DATA SHOWN:

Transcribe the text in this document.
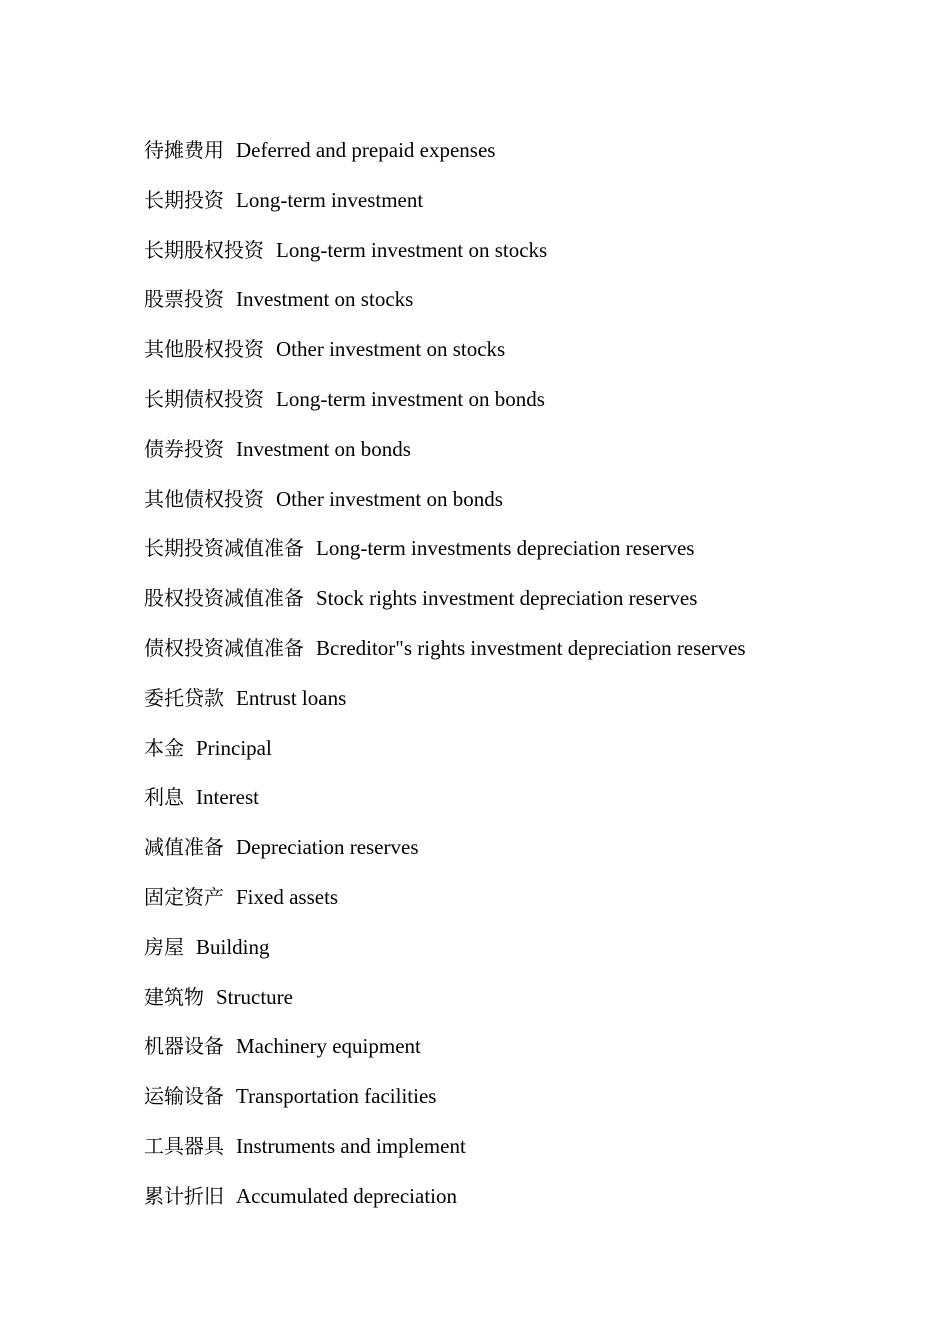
待摊费用 Deferred and prepaid expenses
长期投资 Long-term investment
长期股权投资 Long-term investment on stocks
股票投资 Investment on stocks
其他股权投资 Other investment on stocks
长期债权投资 Long-term investment on bonds
债券投资 Investment on bonds
其他债权投资 Other investment on bonds
长期投资减值准备 Long-term investments depreciation reserves
股权投资减值准备 Stock rights investment depreciation reserves
债权投资减值准备 Bcreditor"s rights investment depreciation reserves
委托贷款 Entrust loans
本金 Principal
利息 Interest
减值准备 Depreciation reserves
固定资产 Fixed assets
房屋 Building
建筑物 Structure
机器设备 Machinery equipment
运输设备 Transportation facilities
工具器具 Instruments and implement
累计折旧 Accumulated depreciation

DO THIS: All of the entries need to be transcribed word for word; pictures are left out.

WRITTEN SOLUTION:
Transcribe the text in this document.
待摊费用 Deferred and prepaid expenses
长期投资 Long-term investment
长期股权投资 Long-term investment on stocks
股票投资 Investment on stocks
其他股权投资 Other investment on stocks
长期债权投资 Long-term investment on bonds
债券投资 Investment on bonds
其他债权投资 Other investment on bonds
长期投资减值准备 Long-term investments depreciation reserves
股权投资减值准备 Stock rights investment depreciation reserves
债权投资减值准备 Bcreditor"s rights investment depreciation reserves
委托贷款 Entrust loans
本金 Principal
利息 Interest
减值准备 Depreciation reserves
固定资产 Fixed assets
房屋 Building
建筑物 Structure
机器设备 Machinery equipment
运输设备 Transportation facilities
工具器具 Instruments and implement
累计折旧 Accumulated depreciation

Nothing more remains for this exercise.